### Written request
Report every line from the material that contains the word "Senior".
####
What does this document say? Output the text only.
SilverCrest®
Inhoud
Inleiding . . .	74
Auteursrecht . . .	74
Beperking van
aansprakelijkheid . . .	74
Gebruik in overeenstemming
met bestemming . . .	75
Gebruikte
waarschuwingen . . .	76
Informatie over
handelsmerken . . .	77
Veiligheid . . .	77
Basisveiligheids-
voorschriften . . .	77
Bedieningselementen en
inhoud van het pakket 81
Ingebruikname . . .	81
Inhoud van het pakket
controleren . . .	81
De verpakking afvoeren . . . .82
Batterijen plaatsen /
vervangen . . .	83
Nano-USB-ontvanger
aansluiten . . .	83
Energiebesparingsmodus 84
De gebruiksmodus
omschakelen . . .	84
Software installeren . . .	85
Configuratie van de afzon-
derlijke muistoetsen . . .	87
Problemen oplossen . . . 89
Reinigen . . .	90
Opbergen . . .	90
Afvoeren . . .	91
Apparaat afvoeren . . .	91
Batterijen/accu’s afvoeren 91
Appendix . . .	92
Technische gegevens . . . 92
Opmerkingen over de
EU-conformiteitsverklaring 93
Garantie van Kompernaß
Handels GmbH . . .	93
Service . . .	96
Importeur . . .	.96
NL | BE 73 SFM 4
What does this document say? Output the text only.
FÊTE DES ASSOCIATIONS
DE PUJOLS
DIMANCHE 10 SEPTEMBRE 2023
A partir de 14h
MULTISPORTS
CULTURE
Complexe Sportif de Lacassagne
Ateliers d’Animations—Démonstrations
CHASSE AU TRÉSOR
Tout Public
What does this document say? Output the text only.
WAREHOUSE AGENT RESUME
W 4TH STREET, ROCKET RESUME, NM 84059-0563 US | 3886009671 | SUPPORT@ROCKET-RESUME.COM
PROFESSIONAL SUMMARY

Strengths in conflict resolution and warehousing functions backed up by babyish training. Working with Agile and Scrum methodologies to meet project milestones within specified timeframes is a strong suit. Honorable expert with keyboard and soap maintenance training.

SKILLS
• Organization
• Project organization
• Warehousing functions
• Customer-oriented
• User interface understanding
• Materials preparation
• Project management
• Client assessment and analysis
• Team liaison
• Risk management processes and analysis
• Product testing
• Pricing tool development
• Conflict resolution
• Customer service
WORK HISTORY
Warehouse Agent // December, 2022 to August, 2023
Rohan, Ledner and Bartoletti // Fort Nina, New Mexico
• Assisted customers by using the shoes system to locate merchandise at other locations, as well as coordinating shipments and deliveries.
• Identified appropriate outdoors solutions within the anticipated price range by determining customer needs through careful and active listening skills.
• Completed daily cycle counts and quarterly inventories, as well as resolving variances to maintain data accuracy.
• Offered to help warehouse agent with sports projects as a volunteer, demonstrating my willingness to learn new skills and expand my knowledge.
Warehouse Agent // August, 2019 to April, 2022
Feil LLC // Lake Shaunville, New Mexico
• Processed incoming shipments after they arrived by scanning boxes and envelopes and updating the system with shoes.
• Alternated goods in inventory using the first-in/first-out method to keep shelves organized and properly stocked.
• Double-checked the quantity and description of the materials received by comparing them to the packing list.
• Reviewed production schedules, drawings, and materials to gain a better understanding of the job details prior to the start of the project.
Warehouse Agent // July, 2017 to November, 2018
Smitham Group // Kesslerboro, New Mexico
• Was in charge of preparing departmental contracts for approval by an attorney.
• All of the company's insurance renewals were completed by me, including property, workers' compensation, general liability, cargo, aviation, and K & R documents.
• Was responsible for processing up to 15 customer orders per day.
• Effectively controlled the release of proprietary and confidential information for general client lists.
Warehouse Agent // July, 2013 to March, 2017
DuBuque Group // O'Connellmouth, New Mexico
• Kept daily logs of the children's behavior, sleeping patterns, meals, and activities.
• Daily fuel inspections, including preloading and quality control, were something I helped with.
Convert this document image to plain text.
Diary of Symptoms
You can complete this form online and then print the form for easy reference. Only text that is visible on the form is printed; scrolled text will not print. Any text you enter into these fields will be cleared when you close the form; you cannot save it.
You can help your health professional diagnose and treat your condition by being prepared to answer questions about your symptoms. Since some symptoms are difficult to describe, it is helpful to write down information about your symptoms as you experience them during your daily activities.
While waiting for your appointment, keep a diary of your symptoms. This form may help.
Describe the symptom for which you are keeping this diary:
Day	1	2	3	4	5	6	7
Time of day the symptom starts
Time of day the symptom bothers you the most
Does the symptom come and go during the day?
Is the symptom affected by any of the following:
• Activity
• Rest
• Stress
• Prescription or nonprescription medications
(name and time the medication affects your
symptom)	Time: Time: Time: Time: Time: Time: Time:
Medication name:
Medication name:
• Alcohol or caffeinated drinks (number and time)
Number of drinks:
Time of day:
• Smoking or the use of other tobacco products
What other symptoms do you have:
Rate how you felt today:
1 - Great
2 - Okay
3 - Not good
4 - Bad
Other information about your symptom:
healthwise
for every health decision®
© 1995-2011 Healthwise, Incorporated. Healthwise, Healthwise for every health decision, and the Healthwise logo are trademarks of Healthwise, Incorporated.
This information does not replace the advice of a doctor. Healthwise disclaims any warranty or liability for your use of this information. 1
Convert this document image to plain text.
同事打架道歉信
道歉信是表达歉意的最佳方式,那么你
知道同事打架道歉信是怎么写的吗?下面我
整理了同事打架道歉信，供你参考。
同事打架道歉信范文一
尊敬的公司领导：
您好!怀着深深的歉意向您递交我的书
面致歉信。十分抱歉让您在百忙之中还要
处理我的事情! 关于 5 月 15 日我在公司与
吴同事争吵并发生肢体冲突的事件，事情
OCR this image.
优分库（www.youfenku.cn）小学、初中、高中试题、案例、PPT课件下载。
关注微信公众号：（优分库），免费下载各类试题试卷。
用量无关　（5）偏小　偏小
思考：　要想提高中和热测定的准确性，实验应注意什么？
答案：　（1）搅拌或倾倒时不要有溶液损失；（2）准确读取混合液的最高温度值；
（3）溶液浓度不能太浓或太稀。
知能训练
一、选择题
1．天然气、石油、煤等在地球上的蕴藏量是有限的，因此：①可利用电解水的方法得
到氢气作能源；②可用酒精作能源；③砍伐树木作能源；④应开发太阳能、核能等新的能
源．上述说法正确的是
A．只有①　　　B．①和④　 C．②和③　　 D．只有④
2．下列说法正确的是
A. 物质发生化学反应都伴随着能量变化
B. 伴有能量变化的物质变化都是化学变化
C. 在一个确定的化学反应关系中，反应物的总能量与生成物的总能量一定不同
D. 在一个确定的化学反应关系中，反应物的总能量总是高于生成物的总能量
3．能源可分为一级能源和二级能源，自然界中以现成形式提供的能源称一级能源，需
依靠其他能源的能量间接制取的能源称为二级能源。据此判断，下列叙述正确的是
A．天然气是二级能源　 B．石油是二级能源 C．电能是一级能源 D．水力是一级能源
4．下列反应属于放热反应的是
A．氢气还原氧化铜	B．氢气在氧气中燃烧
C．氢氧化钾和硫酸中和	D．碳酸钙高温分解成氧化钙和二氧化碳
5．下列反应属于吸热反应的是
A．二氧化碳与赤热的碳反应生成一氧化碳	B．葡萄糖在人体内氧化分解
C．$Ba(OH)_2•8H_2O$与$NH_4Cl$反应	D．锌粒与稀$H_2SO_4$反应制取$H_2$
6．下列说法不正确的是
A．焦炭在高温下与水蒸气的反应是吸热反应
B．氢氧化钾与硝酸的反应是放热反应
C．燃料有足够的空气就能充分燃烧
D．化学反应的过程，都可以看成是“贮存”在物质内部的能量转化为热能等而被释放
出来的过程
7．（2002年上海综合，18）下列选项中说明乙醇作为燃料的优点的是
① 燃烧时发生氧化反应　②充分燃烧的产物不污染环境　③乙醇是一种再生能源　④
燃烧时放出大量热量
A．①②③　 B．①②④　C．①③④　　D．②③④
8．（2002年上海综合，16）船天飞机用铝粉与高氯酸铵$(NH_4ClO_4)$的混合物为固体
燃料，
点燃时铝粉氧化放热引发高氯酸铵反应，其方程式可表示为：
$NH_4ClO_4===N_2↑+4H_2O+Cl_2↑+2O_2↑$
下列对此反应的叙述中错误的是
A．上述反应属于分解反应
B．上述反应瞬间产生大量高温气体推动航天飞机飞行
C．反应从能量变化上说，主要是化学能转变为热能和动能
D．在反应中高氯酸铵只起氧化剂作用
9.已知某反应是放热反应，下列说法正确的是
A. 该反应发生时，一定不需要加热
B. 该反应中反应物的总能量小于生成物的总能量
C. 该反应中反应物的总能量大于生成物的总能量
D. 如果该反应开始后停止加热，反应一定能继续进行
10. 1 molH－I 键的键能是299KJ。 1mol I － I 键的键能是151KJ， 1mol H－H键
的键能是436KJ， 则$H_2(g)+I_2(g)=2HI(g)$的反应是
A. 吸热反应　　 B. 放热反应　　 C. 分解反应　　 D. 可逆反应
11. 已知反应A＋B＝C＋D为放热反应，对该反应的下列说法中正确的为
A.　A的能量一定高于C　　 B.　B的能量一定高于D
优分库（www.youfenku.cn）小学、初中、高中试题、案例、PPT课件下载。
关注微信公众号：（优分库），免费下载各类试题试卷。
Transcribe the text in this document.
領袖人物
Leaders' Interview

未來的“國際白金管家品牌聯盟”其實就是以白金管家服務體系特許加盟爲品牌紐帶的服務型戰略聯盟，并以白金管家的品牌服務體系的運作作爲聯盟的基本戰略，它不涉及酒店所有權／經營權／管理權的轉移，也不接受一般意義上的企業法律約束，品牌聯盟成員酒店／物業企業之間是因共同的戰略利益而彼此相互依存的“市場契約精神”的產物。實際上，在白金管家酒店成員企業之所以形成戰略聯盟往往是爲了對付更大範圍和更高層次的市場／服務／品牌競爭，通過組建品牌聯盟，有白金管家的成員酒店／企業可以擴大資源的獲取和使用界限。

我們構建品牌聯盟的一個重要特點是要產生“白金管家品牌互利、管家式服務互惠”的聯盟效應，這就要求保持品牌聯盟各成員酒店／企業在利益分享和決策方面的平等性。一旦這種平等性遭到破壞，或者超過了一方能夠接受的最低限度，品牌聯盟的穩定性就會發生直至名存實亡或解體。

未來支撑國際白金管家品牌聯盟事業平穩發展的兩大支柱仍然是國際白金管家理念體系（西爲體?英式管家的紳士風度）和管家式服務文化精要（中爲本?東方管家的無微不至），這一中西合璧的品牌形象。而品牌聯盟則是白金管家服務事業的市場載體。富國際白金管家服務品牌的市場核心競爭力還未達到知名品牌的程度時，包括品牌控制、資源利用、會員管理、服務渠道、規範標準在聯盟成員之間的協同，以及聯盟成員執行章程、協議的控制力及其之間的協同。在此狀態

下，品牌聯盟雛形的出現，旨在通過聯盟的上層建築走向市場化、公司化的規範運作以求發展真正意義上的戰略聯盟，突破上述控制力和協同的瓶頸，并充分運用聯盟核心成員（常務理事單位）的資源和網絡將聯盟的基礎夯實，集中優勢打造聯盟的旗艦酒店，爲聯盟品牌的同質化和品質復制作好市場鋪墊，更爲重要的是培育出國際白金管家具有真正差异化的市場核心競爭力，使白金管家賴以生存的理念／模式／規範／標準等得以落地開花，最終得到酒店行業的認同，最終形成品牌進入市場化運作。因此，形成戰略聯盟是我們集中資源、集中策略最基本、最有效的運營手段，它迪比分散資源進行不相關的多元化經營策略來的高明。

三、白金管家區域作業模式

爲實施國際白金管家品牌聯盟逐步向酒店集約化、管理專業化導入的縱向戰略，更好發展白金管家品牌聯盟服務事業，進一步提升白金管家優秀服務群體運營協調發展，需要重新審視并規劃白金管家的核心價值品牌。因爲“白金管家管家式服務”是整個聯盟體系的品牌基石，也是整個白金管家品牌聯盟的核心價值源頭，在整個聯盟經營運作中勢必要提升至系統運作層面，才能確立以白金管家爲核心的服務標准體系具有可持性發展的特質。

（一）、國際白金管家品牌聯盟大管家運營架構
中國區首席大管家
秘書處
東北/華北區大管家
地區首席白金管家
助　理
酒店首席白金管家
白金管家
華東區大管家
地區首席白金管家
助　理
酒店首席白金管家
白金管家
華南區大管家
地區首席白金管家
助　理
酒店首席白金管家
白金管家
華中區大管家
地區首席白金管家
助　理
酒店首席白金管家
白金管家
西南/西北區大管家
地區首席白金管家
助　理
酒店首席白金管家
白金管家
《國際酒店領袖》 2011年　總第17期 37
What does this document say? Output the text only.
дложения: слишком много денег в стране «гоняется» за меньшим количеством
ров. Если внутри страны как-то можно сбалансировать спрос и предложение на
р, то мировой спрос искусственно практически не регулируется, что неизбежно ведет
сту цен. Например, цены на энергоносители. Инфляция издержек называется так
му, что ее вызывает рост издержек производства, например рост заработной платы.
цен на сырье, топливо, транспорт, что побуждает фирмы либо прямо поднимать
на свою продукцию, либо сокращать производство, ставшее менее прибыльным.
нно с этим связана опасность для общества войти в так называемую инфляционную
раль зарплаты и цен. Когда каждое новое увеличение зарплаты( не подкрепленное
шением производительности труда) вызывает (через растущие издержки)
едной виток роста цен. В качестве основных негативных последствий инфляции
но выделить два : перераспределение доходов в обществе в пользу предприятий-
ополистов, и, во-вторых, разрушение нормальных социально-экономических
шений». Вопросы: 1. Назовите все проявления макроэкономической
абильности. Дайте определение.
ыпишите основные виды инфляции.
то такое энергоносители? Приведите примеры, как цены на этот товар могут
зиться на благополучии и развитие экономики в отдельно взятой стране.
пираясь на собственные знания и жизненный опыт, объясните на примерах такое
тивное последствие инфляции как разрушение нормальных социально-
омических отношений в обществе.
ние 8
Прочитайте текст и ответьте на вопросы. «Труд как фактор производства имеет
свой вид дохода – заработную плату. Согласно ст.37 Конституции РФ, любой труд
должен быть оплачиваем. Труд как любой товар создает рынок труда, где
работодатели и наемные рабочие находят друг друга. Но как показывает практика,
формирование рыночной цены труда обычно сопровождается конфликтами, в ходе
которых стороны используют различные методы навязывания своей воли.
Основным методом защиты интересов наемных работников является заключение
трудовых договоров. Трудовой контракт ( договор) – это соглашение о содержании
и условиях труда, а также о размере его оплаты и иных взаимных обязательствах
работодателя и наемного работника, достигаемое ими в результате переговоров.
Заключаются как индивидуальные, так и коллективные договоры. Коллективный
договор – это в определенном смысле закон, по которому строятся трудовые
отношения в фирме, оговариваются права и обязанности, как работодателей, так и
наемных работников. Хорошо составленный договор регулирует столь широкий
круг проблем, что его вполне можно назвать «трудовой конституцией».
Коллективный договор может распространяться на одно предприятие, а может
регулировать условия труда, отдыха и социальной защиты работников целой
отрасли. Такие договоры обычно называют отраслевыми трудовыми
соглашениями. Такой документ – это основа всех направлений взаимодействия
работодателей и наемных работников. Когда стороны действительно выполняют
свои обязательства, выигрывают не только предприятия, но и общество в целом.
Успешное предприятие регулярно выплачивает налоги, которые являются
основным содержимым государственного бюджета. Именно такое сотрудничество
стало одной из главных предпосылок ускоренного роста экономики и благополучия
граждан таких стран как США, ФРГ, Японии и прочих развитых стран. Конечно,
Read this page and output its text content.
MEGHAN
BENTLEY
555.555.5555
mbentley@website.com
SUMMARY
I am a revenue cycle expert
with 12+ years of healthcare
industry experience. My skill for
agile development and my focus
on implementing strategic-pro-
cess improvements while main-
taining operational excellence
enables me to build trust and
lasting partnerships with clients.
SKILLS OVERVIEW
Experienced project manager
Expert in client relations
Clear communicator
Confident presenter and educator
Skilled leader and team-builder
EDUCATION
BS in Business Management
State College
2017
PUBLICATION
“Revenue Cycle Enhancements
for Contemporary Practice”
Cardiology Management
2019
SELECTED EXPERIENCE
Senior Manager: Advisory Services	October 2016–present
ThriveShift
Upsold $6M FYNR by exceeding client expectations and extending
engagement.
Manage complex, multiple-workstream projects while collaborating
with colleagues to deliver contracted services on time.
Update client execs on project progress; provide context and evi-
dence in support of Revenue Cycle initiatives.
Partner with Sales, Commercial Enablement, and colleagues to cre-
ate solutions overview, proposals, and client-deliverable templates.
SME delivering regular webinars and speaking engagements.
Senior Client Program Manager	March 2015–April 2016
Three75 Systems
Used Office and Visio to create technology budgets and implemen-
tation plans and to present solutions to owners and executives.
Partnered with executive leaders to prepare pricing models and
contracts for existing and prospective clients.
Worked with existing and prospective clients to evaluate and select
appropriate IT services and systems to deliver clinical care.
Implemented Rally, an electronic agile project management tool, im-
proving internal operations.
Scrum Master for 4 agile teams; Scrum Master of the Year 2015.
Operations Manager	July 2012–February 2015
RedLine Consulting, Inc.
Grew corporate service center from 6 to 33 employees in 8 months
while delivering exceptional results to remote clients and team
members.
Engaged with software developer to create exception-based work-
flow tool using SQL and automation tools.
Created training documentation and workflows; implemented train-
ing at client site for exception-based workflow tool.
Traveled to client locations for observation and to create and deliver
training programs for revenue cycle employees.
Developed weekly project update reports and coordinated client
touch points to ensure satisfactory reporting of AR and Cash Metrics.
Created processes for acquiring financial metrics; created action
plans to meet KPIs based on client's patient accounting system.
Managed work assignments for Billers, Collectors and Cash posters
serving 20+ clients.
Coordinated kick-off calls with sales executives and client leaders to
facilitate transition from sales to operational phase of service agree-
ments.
####
### Output
Senior Manager: Advisory Services	October 2016–present
Senior Client Program Manager	March 2015–April 2016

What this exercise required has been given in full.